Your goal:
Reproduce all of the listing below without alteration.

(Data records)

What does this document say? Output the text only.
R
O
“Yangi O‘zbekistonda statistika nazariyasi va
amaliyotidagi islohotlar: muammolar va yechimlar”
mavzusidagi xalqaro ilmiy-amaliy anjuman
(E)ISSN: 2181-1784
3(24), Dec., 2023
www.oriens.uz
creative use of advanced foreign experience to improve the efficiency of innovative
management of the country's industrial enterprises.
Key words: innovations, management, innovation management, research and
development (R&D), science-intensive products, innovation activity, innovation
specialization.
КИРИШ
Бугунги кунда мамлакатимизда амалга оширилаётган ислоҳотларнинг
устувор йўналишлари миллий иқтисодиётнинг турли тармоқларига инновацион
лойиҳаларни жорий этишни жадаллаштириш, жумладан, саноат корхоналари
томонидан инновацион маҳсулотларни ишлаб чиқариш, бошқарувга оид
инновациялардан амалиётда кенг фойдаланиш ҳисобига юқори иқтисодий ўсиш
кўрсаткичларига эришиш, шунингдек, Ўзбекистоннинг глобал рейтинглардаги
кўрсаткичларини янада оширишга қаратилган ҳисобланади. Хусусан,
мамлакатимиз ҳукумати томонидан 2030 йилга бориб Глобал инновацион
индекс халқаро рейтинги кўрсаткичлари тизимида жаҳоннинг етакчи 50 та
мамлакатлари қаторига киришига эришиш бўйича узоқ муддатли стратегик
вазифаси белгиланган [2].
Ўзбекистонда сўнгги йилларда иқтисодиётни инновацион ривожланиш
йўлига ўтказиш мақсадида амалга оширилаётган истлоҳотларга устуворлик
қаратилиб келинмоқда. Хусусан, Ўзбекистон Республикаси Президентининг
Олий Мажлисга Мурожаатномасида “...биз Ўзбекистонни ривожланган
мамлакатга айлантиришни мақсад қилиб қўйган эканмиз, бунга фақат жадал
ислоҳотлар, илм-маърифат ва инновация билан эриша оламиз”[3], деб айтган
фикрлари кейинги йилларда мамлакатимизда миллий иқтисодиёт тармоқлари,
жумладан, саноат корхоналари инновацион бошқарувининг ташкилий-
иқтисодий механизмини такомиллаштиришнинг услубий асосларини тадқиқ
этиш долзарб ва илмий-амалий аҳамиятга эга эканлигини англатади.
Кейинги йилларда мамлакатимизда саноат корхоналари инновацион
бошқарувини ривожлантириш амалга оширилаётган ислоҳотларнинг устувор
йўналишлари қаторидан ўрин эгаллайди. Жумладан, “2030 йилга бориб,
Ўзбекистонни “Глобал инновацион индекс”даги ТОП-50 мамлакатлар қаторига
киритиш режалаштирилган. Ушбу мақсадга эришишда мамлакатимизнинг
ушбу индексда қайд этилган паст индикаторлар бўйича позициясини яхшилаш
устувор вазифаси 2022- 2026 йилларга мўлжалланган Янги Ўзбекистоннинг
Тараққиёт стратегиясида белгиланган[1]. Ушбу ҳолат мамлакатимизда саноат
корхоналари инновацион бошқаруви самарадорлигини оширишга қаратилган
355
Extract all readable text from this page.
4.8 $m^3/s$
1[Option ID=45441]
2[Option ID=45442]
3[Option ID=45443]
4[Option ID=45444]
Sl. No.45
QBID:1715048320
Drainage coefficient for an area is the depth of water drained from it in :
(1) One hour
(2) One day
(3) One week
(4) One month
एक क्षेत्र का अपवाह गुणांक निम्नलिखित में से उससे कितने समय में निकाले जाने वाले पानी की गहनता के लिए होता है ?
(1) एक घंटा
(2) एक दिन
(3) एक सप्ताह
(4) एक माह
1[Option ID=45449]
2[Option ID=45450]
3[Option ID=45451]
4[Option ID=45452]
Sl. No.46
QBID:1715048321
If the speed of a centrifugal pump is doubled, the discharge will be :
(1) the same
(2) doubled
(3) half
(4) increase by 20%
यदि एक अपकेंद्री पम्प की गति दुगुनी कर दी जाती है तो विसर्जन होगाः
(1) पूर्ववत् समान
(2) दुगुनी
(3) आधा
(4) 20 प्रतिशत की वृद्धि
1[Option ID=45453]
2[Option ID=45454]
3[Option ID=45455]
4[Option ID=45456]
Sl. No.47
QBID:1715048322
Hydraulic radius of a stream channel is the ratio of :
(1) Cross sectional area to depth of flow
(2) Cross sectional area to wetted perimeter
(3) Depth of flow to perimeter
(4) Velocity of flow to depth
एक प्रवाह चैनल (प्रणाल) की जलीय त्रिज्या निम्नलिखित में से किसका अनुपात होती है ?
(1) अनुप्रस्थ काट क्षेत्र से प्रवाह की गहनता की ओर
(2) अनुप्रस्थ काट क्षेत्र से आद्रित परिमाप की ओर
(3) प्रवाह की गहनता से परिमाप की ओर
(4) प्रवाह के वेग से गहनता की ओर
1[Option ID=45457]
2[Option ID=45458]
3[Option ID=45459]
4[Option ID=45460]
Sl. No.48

Exercise solution:
What does this document say? Output the text only.
R
O
“Yangi O‘zbekistonda statistika nazariyasi va
amaliyotidagi islohotlar: muammolar va yechimlar”
mavzusidagi xalqaro ilmiy-amaliy anjuman
(E)ISSN: 2181-1784
3(24), Dec., 2023
www.oriens.uz
creative use of advanced foreign experience to improve the efficiency of innovative
management of the country's industrial enterprises.
Key words: innovations, management, innovation management, research and
development (R&D), science-intensive products, innovation activity, innovation
specialization.
КИРИШ
Бугунги кунда мамлакатимизда амалга оширилаётган ислоҳотларнинг
устувор йўналишлари миллий иқтисодиётнинг турли тармоқларига инновацион
лойиҳаларни жорий этишни жадаллаштириш, жумладан, саноат корхоналари
томонидан инновацион маҳсулотларни ишлаб чиқариш, бошқарувга оид
инновациялардан амалиётда кенг фойдаланиш ҳисобига юқори иқтисодий ўсиш
кўрсаткичларига эришиш, шунингдек, Ўзбекистоннинг глобал рейтинглардаги
кўрсаткичларини янада оширишга қаратилган ҳисобланади. Хусусан,
мамлакатимиз ҳукумати томонидан 2030 йилга бориб Глобал инновацион
индекс халқаро рейтинги кўрсаткичлари тизимида жаҳоннинг етакчи 50 та
мамлакатлари қаторига киришига эришиш бўйича узоқ муддатли стратегик
вазифаси белгиланган [2].
Ўзбекистонда сўнгги йилларда иқтисодиётни инновацион ривожланиш
йўлига ўтказиш мақсадида амалга оширилаётган истлоҳотларга устуворлик
қаратилиб келинмоқда. Хусусан, Ўзбекистон Республикаси Президентининг
Олий Мажлисга Мурожаатномасида “...биз Ўзбекистонни ривожланган
мамлакатга айлантиришни мақсад қилиб қўйган эканмиз, бунга фақат жадал
ислоҳотлар, илм-маърифат ва инновация билан эриша оламиз”[3], деб айтган
фикрлари кейинги йилларда мамлакатимизда миллий иқтисодиёт тармоқлари,
жумладан, саноат корхоналари инновацион бошқарувининг ташкилий-
иқтисодий механизмини такомиллаштиришнинг услубий асосларини тадқиқ
этиш долзарб ва илмий-амалий аҳамиятга эга эканлигини англатади.
Кейинги йилларда мамлакатимизда саноат корхоналари инновацион
бошқарувини ривожлантириш амалга оширилаётган ислоҳотларнинг устувор
йўналишлари қаторидан ўрин эгаллайди. Жумладан, “2030 йилга бориб,
Ўзбекистонни “Глобал инновацион индекс”даги ТОП-50 мамлакатлар қаторига
киритиш режалаштирилган. Ушбу мақсадга эришишда мамлакатимизнинг
ушбу индексда қайд этилган паст индикаторлар бўйича позициясини яхшилаш
устувор вазифаси 2022- 2026 йилларга мўлжалланган Янги Ўзбекистоннинг
Тараққиёт стратегиясида белгиланган[1]. Ушбу ҳолат мамлакатимизда саноат
корхоналари инновацион бошқаруви самарадорлигини оширишга қаратилган
355
Extract all readable text from this page.
4.8 $m^3/s$
1[Option ID=45441]
2[Option ID=45442]
3[Option ID=45443]
4[Option ID=45444]
Sl. No.45
QBID:1715048320
Drainage coefficient for an area is the depth of water drained from it in :
(1) One hour
(2) One day
(3) One week
(4) One month
एक क्षेत्र का अपवाह गुणांक निम्नलिखित में से उससे कितने समय में निकाले जाने वाले पानी की गहनता के लिए होता है ?
(1) एक घंटा
(2) एक दिन
(3) एक सप्ताह
(4) एक माह
1[Option ID=45449]
2[Option ID=45450]
3[Option ID=45451]
4[Option ID=45452]
Sl. No.46
QBID:1715048321
If the speed of a centrifugal pump is doubled, the discharge will be :
(1) the same
(2) doubled
(3) half
(4) increase by 20%
यदि एक अपकेंद्री पम्प की गति दुगुनी कर दी जाती है तो विसर्जन होगाः
(1) पूर्ववत् समान
(2) दुगुनी
(3) आधा
(4) 20 प्रतिशत की वृद्धि
1[Option ID=45453]
2[Option ID=45454]
3[Option ID=45455]
4[Option ID=45456]
Sl. No.47
QBID:1715048322
Hydraulic radius of a stream channel is the ratio of :
(1) Cross sectional area to depth of flow
(2) Cross sectional area to wetted perimeter
(3) Depth of flow to perimeter
(4) Velocity of flow to depth
एक प्रवाह चैनल (प्रणाल) की जलीय त्रिज्या निम्नलिखित में से किसका अनुपात होती है ?
(1) अनुप्रस्थ काट क्षेत्र से प्रवाह की गहनता की ओर
(2) अनुप्रस्थ काट क्षेत्र से आद्रित परिमाप की ओर
(3) प्रवाह की गहनता से परिमाप की ओर
(4) प्रवाह के वेग से गहनता की ओर
1[Option ID=45457]
2[Option ID=45458]
3[Option ID=45459]
4[Option ID=45460]
Sl. No.48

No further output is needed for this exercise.